* MATERIAL PROVIDED:
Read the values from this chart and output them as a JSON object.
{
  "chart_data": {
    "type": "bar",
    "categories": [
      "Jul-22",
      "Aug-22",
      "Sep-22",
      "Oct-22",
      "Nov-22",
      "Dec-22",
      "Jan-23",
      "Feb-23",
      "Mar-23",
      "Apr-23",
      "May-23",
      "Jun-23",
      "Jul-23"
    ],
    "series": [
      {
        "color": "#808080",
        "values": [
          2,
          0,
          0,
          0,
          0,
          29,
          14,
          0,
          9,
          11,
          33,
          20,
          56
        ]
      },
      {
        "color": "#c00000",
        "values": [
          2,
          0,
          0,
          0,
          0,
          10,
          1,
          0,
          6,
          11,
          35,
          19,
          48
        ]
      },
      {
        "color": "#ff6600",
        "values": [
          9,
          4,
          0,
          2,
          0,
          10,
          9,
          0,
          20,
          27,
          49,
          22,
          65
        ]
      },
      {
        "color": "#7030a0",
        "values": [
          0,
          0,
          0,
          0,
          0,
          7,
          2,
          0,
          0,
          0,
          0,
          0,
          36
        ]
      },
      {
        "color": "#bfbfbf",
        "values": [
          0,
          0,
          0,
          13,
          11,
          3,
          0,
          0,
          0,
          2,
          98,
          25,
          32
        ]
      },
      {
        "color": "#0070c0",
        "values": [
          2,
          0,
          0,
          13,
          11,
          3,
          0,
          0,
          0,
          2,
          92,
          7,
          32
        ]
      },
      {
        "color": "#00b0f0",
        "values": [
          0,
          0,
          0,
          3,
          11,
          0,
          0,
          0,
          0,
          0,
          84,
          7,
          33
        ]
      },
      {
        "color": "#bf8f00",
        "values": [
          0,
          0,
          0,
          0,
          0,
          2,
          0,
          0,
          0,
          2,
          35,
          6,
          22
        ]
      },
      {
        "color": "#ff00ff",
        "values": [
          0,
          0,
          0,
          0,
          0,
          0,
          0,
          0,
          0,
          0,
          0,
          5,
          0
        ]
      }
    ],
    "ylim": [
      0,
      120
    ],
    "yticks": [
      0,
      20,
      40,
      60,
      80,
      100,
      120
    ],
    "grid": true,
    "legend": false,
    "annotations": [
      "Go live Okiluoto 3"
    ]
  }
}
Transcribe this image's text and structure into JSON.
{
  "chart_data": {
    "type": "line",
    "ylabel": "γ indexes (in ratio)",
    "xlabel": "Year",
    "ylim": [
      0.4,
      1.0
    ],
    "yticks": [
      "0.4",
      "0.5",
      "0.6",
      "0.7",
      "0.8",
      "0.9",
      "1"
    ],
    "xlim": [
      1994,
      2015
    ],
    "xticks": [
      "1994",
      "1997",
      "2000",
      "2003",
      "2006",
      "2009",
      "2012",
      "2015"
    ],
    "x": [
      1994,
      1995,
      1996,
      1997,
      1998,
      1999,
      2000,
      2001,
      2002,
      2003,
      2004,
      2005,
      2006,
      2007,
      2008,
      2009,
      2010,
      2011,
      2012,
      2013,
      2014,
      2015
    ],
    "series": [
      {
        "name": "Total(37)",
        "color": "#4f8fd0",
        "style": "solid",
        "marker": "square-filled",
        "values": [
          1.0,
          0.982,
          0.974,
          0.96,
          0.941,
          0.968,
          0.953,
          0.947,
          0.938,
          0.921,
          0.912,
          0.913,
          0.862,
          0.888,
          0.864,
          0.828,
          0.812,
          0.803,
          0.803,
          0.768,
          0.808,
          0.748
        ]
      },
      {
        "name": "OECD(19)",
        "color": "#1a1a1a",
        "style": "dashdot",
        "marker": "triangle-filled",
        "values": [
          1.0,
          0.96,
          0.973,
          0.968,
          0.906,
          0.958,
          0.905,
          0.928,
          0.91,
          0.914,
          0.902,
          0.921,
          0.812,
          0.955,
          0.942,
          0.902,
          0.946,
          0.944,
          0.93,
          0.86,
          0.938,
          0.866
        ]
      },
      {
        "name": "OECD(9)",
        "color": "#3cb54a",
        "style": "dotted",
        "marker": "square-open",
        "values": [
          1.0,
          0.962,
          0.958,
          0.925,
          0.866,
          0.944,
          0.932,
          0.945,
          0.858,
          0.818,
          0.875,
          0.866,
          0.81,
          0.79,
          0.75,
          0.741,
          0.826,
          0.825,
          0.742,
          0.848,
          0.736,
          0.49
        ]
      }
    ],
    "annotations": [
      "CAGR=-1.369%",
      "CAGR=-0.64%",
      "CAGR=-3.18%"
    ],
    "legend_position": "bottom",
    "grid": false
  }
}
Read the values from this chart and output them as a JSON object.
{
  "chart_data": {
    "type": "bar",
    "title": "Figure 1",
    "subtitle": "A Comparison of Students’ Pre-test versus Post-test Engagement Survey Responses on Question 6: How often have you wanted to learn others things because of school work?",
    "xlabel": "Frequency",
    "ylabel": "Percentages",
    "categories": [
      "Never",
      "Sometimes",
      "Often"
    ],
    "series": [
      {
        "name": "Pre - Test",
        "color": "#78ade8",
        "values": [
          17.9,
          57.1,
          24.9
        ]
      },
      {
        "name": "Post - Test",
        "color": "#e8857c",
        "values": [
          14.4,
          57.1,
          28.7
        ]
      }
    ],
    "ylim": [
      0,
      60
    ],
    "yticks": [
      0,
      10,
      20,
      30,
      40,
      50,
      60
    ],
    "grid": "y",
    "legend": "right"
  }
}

* TASK TO CARRY OUT: Set down every line of the listing above again, exactly as given.

* TASK SOLUTION:
Read the values from this chart and output them as a JSON object.
{
  "chart_data": {
    "type": "bar",
    "categories": [
      "Jul-22",
      "Aug-22",
      "Sep-22",
      "Oct-22",
      "Nov-22",
      "Dec-22",
      "Jan-23",
      "Feb-23",
      "Mar-23",
      "Apr-23",
      "May-23",
      "Jun-23",
      "Jul-23"
    ],
    "series": [
      {
        "color": "#808080",
        "values": [
          2,
          0,
          0,
          0,
          0,
          29,
          14,
          0,
          9,
          11,
          33,
          20,
          56
        ]
      },
      {
        "color": "#c00000",
        "values": [
          2,
          0,
          0,
          0,
          0,
          10,
          1,
          0,
          6,
          11,
          35,
          19,
          48
        ]
      },
      {
        "color": "#ff6600",
        "values": [
          9,
          4,
          0,
          2,
          0,
          10,
          9,
          0,
          20,
          27,
          49,
          22,
          65
        ]
      },
      {
        "color": "#7030a0",
        "values": [
          0,
          0,
          0,
          0,
          0,
          7,
          2,
          0,
          0,
          0,
          0,
          0,
          36
        ]
      },
      {
        "color": "#bfbfbf",
        "values": [
          0,
          0,
          0,
          13,
          11,
          3,
          0,
          0,
          0,
          2,
          98,
          25,
          32
        ]
      },
      {
        "color": "#0070c0",
        "values": [
          2,
          0,
          0,
          13,
          11,
          3,
          0,
          0,
          0,
          2,
          92,
          7,
          32
        ]
      },
      {
        "color": "#00b0f0",
        "values": [
          0,
          0,
          0,
          3,
          11,
          0,
          0,
          0,
          0,
          0,
          84,
          7,
          33
        ]
      },
      {
        "color": "#bf8f00",
        "values": [
          0,
          0,
          0,
          0,
          0,
          2,
          0,
          0,
          0,
          2,
          35,
          6,
          22
        ]
      },
      {
        "color": "#ff00ff",
        "values": [
          0,
          0,
          0,
          0,
          0,
          0,
          0,
          0,
          0,
          0,
          0,
          5,
          0
        ]
      }
    ],
    "ylim": [
      0,
      120
    ],
    "yticks": [
      0,
      20,
      40,
      60,
      80,
      100,
      120
    ],
    "grid": true,
    "legend": false,
    "annotations": [
      "Go live Okiluoto 3"
    ]
  }
}
Transcribe this image's text and structure into JSON.
{
  "chart_data": {
    "type": "line",
    "ylabel": "γ indexes (in ratio)",
    "xlabel": "Year",
    "ylim": [
      0.4,
      1.0
    ],
    "yticks": [
      "0.4",
      "0.5",
      "0.6",
      "0.7",
      "0.8",
      "0.9",
      "1"
    ],
    "xlim": [
      1994,
      2015
    ],
    "xticks": [
      "1994",
      "1997",
      "2000",
      "2003",
      "2006",
      "2009",
      "2012",
      "2015"
    ],
    "x": [
      1994,
      1995,
      1996,
      1997,
      1998,
      1999,
      2000,
      2001,
      2002,
      2003,
      2004,
      2005,
      2006,
      2007,
      2008,
      2009,
      2010,
      2011,
      2012,
      2013,
      2014,
      2015
    ],
    "series": [
      {
        "name": "Total(37)",
        "color": "#4f8fd0",
        "style": "solid",
        "marker": "square-filled",
        "values": [
          1.0,
          0.982,
          0.974,
          0.96,
          0.941,
          0.968,
          0.953,
          0.947,
          0.938,
          0.921,
          0.912,
          0.913,
          0.862,
          0.888,
          0.864,
          0.828,
          0.812,
          0.803,
          0.803,
          0.768,
          0.808,
          0.748
        ]
      },
      {
        "name": "OECD(19)",
        "color": "#1a1a1a",
        "style": "dashdot",
        "marker": "triangle-filled",
        "values": [
          1.0,
          0.96,
          0.973,
          0.968,
          0.906,
          0.958,
          0.905,
          0.928,
          0.91,
          0.914,
          0.902,
          0.921,
          0.812,
          0.955,
          0.942,
          0.902,
          0.946,
          0.944,
          0.93,
          0.86,
          0.938,
          0.866
        ]
      },
      {
        "name": "OECD(9)",
        "color": "#3cb54a",
        "style": "dotted",
        "marker": "square-open",
        "values": [
          1.0,
          0.962,
          0.958,
          0.925,
          0.866,
          0.944,
          0.932,
          0.945,
          0.858,
          0.818,
          0.875,
          0.866,
          0.81,
          0.79,
          0.75,
          0.741,
          0.826,
          0.825,
          0.742,
          0.848,
          0.736,
          0.49
        ]
      }
    ],
    "annotations": [
      "CAGR=-1.369%",
      "CAGR=-0.64%",
      "CAGR=-3.18%"
    ],
    "legend_position": "bottom",
    "grid": false
  }
}
Read the values from this chart and output them as a JSON object.
{
  "chart_data": {
    "type": "bar",
    "title": "Figure 1",
    "subtitle": "A Comparison of Students’ Pre-test versus Post-test Engagement Survey Responses on Question 6: How often have you wanted to learn others things because of school work?",
    "xlabel": "Frequency",
    "ylabel": "Percentages",
    "categories": [
      "Never",
      "Sometimes",
      "Often"
    ],
    "series": [
      {
        "name": "Pre - Test",
        "color": "#78ade8",
        "values": [
          17.9,
          57.1,
          24.9
        ]
      },
      {
        "name": "Post - Test",
        "color": "#e8857c",
        "values": [
          14.4,
          57.1,
          28.7
        ]
      }
    ],
    "ylim": [
      0,
      60
    ],
    "yticks": [
      0,
      10,
      20,
      30,
      40,
      50,
      60
    ],
    "grid": "y",
    "legend": "right"
  }
}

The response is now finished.